◆ **TO DO**:
Look through the records below and collect all lines that hold the string "entire".

◆ **GIVEN DATA**:
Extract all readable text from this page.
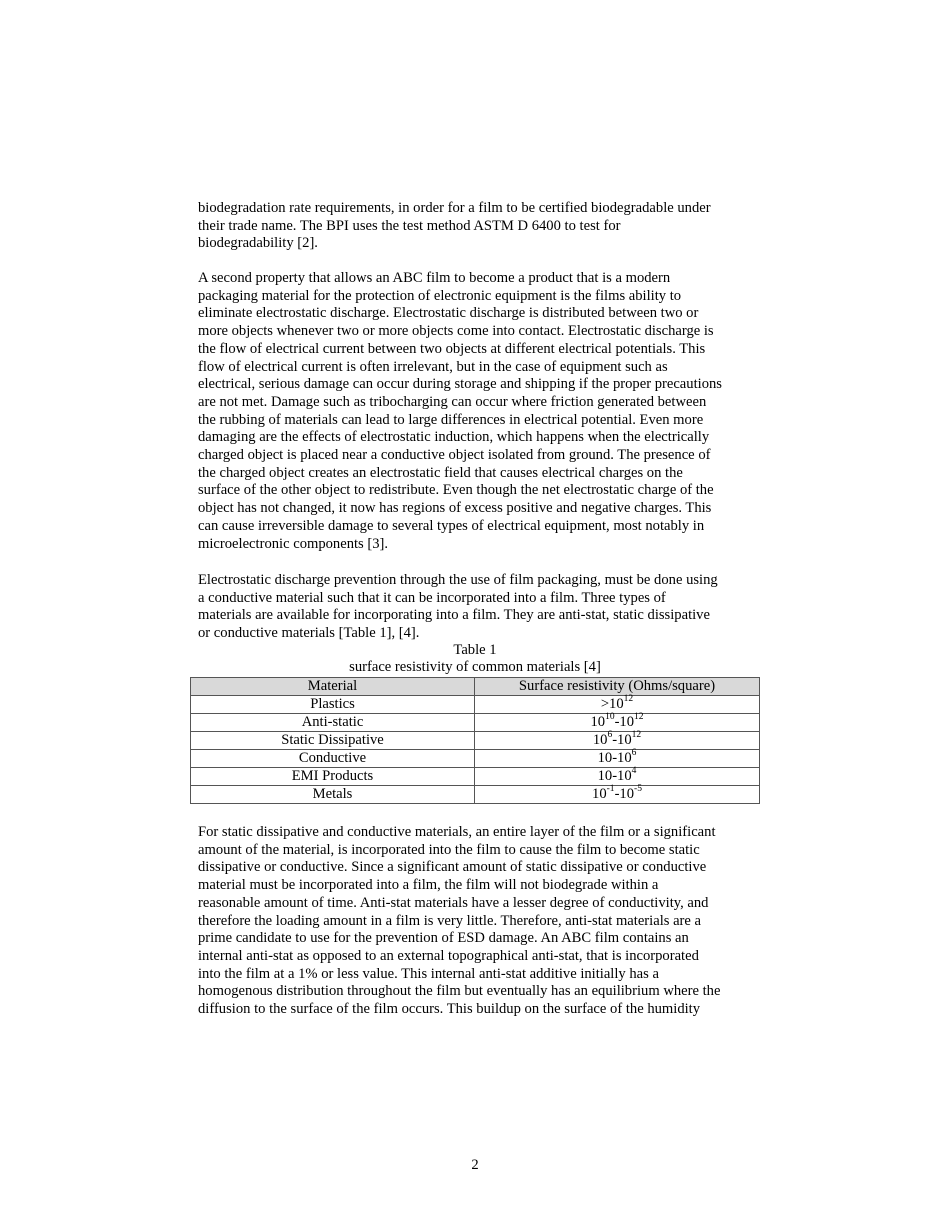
biodegradation rate requirements, in order for a film to be certified biodegradable under
their trade name. The BPI uses the test method ASTM D 6400 to test for
biodegradability [2].
A second property that allows an ABC film to become a product that is a modern
packaging material for the protection of electronic equipment is the films ability to
eliminate electrostatic discharge. Electrostatic discharge is distributed between two or
more objects whenever two or more objects come into contact. Electrostatic discharge is
the flow of electrical current between two objects at different electrical potentials. This
flow of electrical current is often irrelevant, but in the case of equipment such as
electrical, serious damage can occur during storage and shipping if the proper precautions
are not met. Damage such as tribocharging can occur where friction generated between
the rubbing of materials can lead to large differences in electrical potential. Even more
damaging are the effects of electrostatic induction, which happens when the electrically
charged object is placed near a conductive object isolated from ground. The presence of
the charged object creates an electrostatic field that causes electrical charges on the
surface of the other object to redistribute. Even though the net electrostatic charge of the
object has not changed, it now has regions of excess positive and negative charges. This
can cause irreversible damage to several types of electrical equipment, most notably in
microelectronic components [3].
Electrostatic discharge prevention through the use of film packaging, must be done using
a conductive material such that it can be incorporated into a film. Three types of
materials are available for incorporating into a film. They are anti-stat, static dissipative
or conductive materials [Table 1], [4].
Table 1
surface resistivity of common materials [4]
Material	Surface resistivity (Ohms/square)
Plastics	$>10^{12}$
Anti-static	$10^{10}-10^{12}$
Static Dissipative	$10^6-10^{12}$
Conductive	$10-10^6$
EMI Products	$10-10^4$
Metals	$10^{-1}-10^{-5}$
For static dissipative and conductive materials, an entire layer of the film or a significant
amount of the material, is incorporated into the film to cause the film to become static
dissipative or conductive. Since a significant amount of static dissipative or conductive
material must be incorporated into a film, the film will not biodegrade within a
reasonable amount of time. Anti-stat materials have a lesser degree of conductivity, and
therefore the loading amount in a film is very little. Therefore, anti-stat materials are a
prime candidate to use for the prevention of ESD damage. An ABC film contains an
internal anti-stat as opposed to an external topographical anti-stat, that is incorporated
into the film at a 1% or less value. This internal anti-stat additive initially has a
homogenous distribution throughout the film but eventually has an equilibrium where the
diffusion to the surface of the film occurs. This buildup on the surface of the humidity
2
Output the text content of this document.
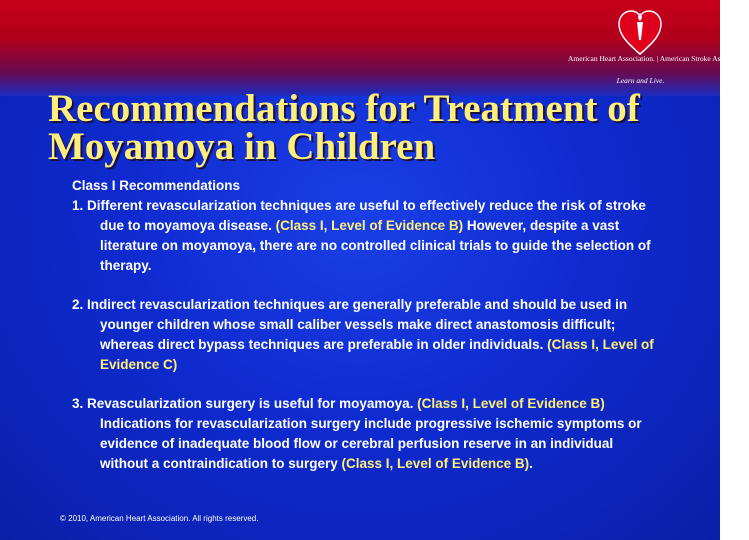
American Heart Association. | American Stroke Association.
Learn and Live.
Recommendations for Treatment of Moyamoya in Children

Class I Recommendations

1. Different revascularization techniques are useful to effectively reduce the risk of stroke due to moyamoya disease. (Class I, Level of Evidence B) However, despite a vast literature on moyamoya, there are no controlled clinical trials to guide the selection of therapy.

2. Indirect revascularization techniques are generally preferable and should be used in younger children whose small caliber vessels make direct anastomosis difficult; whereas direct bypass techniques are preferable in older individuals. (Class I, Level of Evidence C)

3. Revascularization surgery is useful for moyamoya. (Class I, Level of Evidence B) Indications for revascularization surgery include progressive ischemic symptoms or evidence of inadequate blood flow or cerebral perfusion reserve in an individual without a contraindication to surgery (Class I, Level of Evidence B).

© 2010, American Heart Association. All rights reserved.
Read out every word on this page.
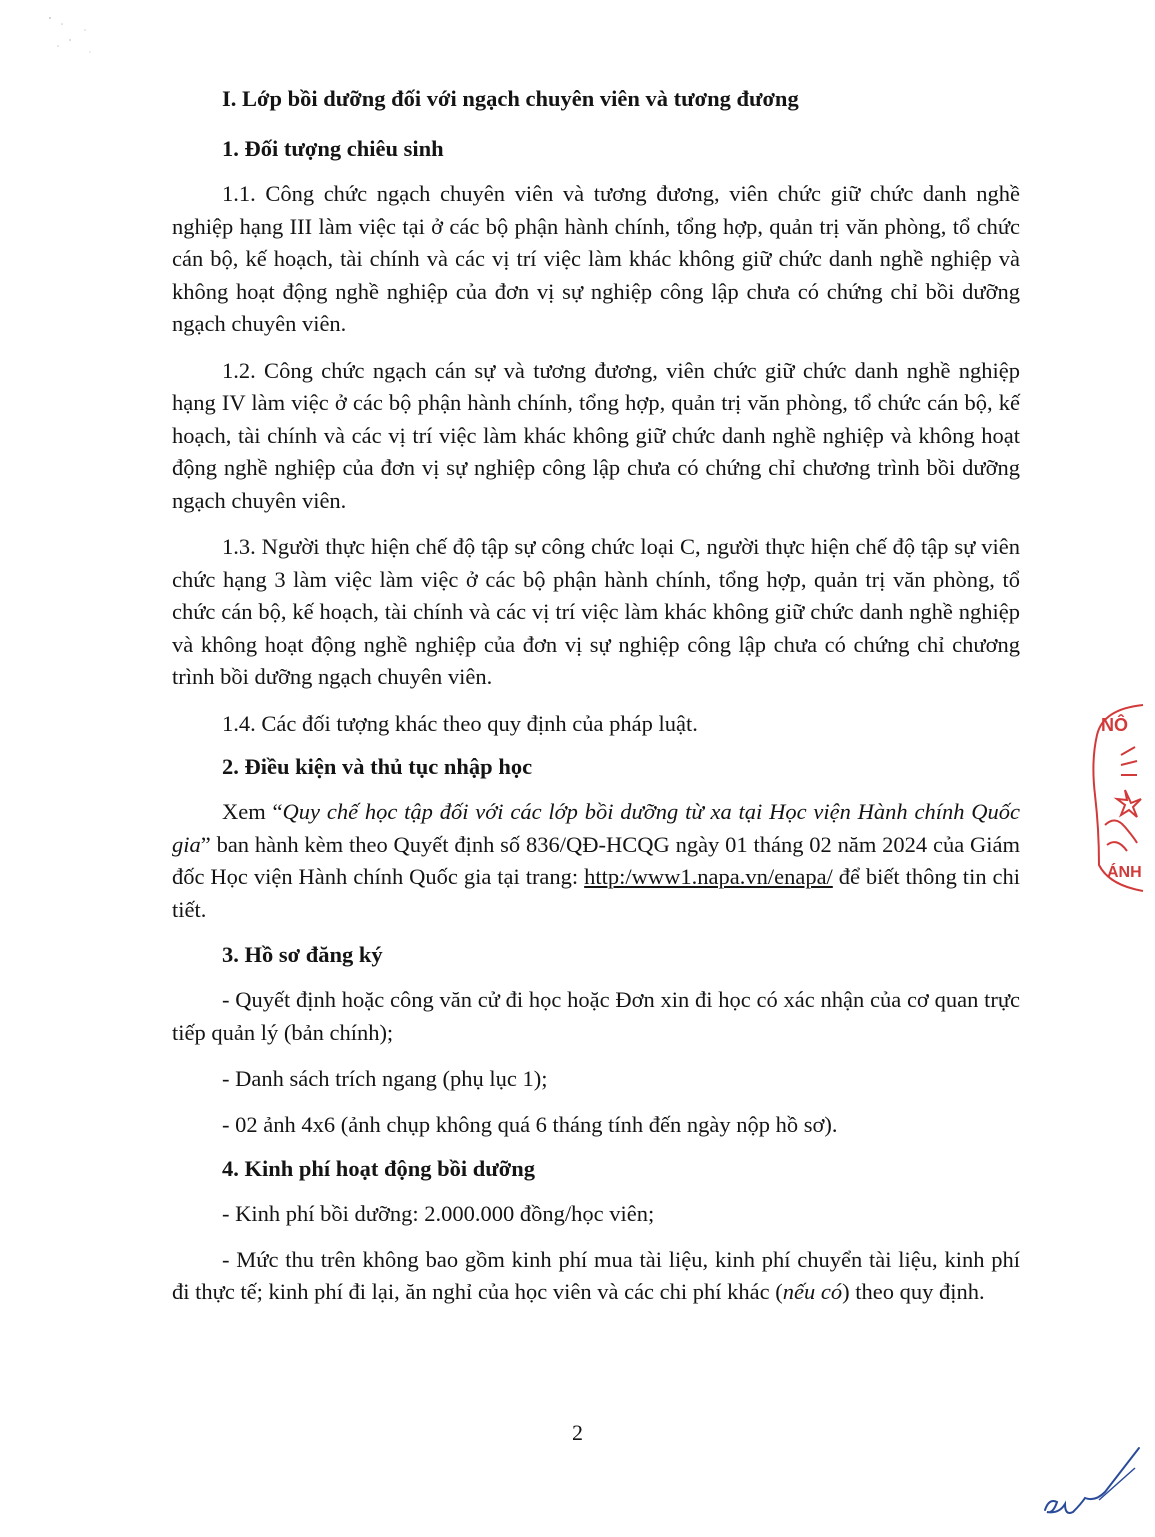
I. Lớp bồi dưỡng đối với ngạch chuyên viên và tương đương

1. Đối tượng chiêu sinh

1.1. Công chức ngạch chuyên viên và tương đương, viên chức giữ chức danh nghề nghiệp hạng III làm việc tại ở các bộ phận hành chính, tổng hợp, quản trị văn phòng, tổ chức cán bộ, kế hoạch, tài chính và các vị trí việc làm khác không giữ chức danh nghề nghiệp và không hoạt động nghề nghiệp của đơn vị sự nghiệp công lập chưa có chứng chỉ bồi dưỡng ngạch chuyên viên.

1.2. Công chức ngạch cán sự và tương đương, viên chức giữ chức danh nghề nghiệp hạng IV làm việc ở các bộ phận hành chính, tổng hợp, quản trị văn phòng, tổ chức cán bộ, kế hoạch, tài chính và các vị trí việc làm khác không giữ chức danh nghề nghiệp và không hoạt động nghề nghiệp của đơn vị sự nghiệp công lập chưa có chứng chỉ chương trình bồi dưỡng ngạch chuyên viên.

1.3. Người thực hiện chế độ tập sự công chức loại C, người thực hiện chế độ tập sự viên chức hạng 3 làm việc làm việc ở các bộ phận hành chính, tổng hợp, quản trị văn phòng, tổ chức cán bộ, kế hoạch, tài chính và các vị trí việc làm khác không giữ chức danh nghề nghiệp và không hoạt động nghề nghiệp của đơn vị sự nghiệp công lập chưa có chứng chỉ chương trình bồi dưỡng ngạch chuyên viên.

1.4. Các đối tượng khác theo quy định của pháp luật.

2. Điều kiện và thủ tục nhập học

Xem “Quy chế học tập đối với các lớp bồi dưỡng từ xa tại Học viện Hành chính Quốc gia” ban hành kèm theo Quyết định số 836/QĐ-HCQG ngày 01 tháng 02 năm 2024 của Giám đốc Học viện Hành chính Quốc gia tại trang: http:/www1.napa.vn/enapa/ để biết thông tin chi tiết.

3. Hồ sơ đăng ký

- Quyết định hoặc công văn cử đi học hoặc Đơn xin đi học có xác nhận của cơ quan trực tiếp quản lý (bản chính);

- Danh sách trích ngang (phụ lục 1);

- 02 ảnh 4x6 (ảnh chụp không quá 6 tháng tính đến ngày nộp hồ sơ).

4. Kinh phí hoạt động bồi dưỡng

- Kinh phí bồi dưỡng: 2.000.000 đồng/học viên;

- Mức thu trên không bao gồm kinh phí mua tài liệu, kinh phí chuyển tài liệu, kinh phí đi thực tế; kinh phí đi lại, ăn nghỉ của học viên và các chi phí khác (nếu có) theo quy định.

2
NÔ
ÁNH
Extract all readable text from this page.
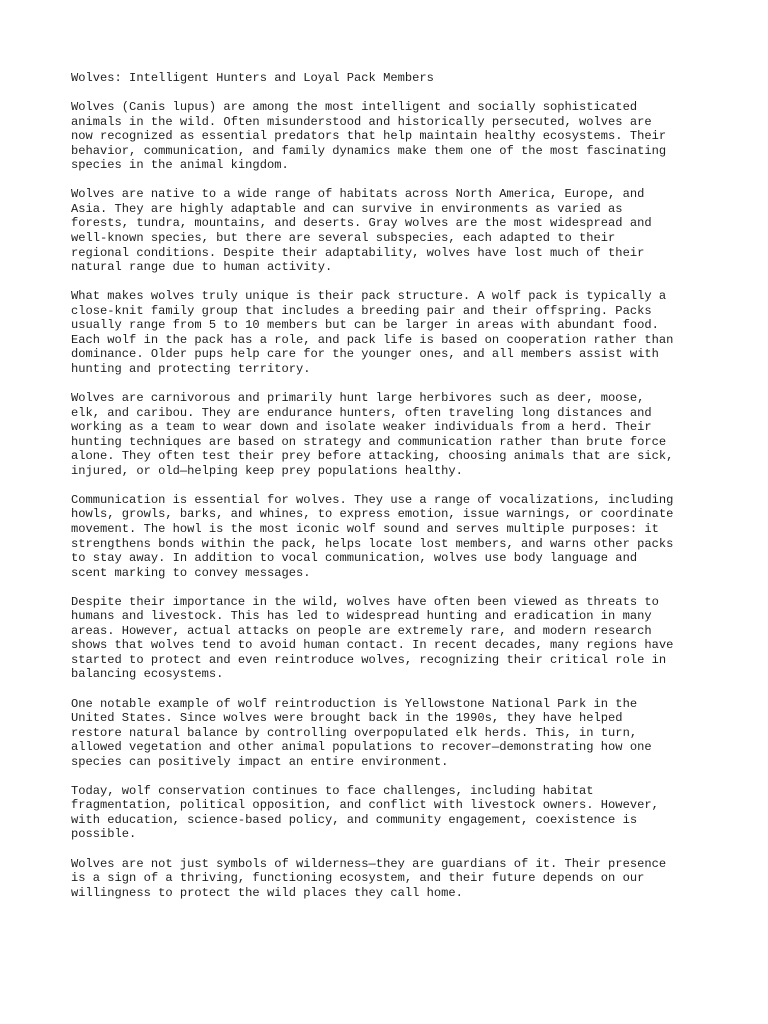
Wolves: Intelligent Hunters and Loyal Pack Members
Wolves (Canis lupus) are among the most intelligent and socially sophisticated
animals in the wild. Often misunderstood and historically persecuted, wolves are
now recognized as essential predators that help maintain healthy ecosystems. Their
behavior, communication, and family dynamics make them one of the most fascinating
species in the animal kingdom.
Wolves are native to a wide range of habitats across North America, Europe, and
Asia. They are highly adaptable and can survive in environments as varied as
forests, tundra, mountains, and deserts. Gray wolves are the most widespread and
well-known species, but there are several subspecies, each adapted to their
regional conditions. Despite their adaptability, wolves have lost much of their
natural range due to human activity.
What makes wolves truly unique is their pack structure. A wolf pack is typically a
close-knit family group that includes a breeding pair and their offspring. Packs
usually range from 5 to 10 members but can be larger in areas with abundant food.
Each wolf in the pack has a role, and pack life is based on cooperation rather than
dominance. Older pups help care for the younger ones, and all members assist with
hunting and protecting territory.
Wolves are carnivorous and primarily hunt large herbivores such as deer, moose,
elk, and caribou. They are endurance hunters, often traveling long distances and
working as a team to wear down and isolate weaker individuals from a herd. Their
hunting techniques are based on strategy and communication rather than brute force
alone. They often test their prey before attacking, choosing animals that are sick,
injured, or old—helping keep prey populations healthy.
Communication is essential for wolves. They use a range of vocalizations, including
howls, growls, barks, and whines, to express emotion, issue warnings, or coordinate
movement. The howl is the most iconic wolf sound and serves multiple purposes: it
strengthens bonds within the pack, helps locate lost members, and warns other packs
to stay away. In addition to vocal communication, wolves use body language and
scent marking to convey messages.
Despite their importance in the wild, wolves have often been viewed as threats to
humans and livestock. This has led to widespread hunting and eradication in many
areas. However, actual attacks on people are extremely rare, and modern research
shows that wolves tend to avoid human contact. In recent decades, many regions have
started to protect and even reintroduce wolves, recognizing their critical role in
balancing ecosystems.
One notable example of wolf reintroduction is Yellowstone National Park in the
United States. Since wolves were brought back in the 1990s, they have helped
restore natural balance by controlling overpopulated elk herds. This, in turn,
allowed vegetation and other animal populations to recover—demonstrating how one
species can positively impact an entire environment.
Today, wolf conservation continues to face challenges, including habitat
fragmentation, political opposition, and conflict with livestock owners. However,
with education, science-based policy, and community engagement, coexistence is
possible.
Wolves are not just symbols of wilderness—they are guardians of it. Their presence
is a sign of a thriving, functioning ecosystem, and their future depends on our
willingness to protect the wild places they call home.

◆ **THE COMPLETED TASK**:
For static dissipative and conductive materials, an entire layer of the film or a significant
species can positively impact an entire environment.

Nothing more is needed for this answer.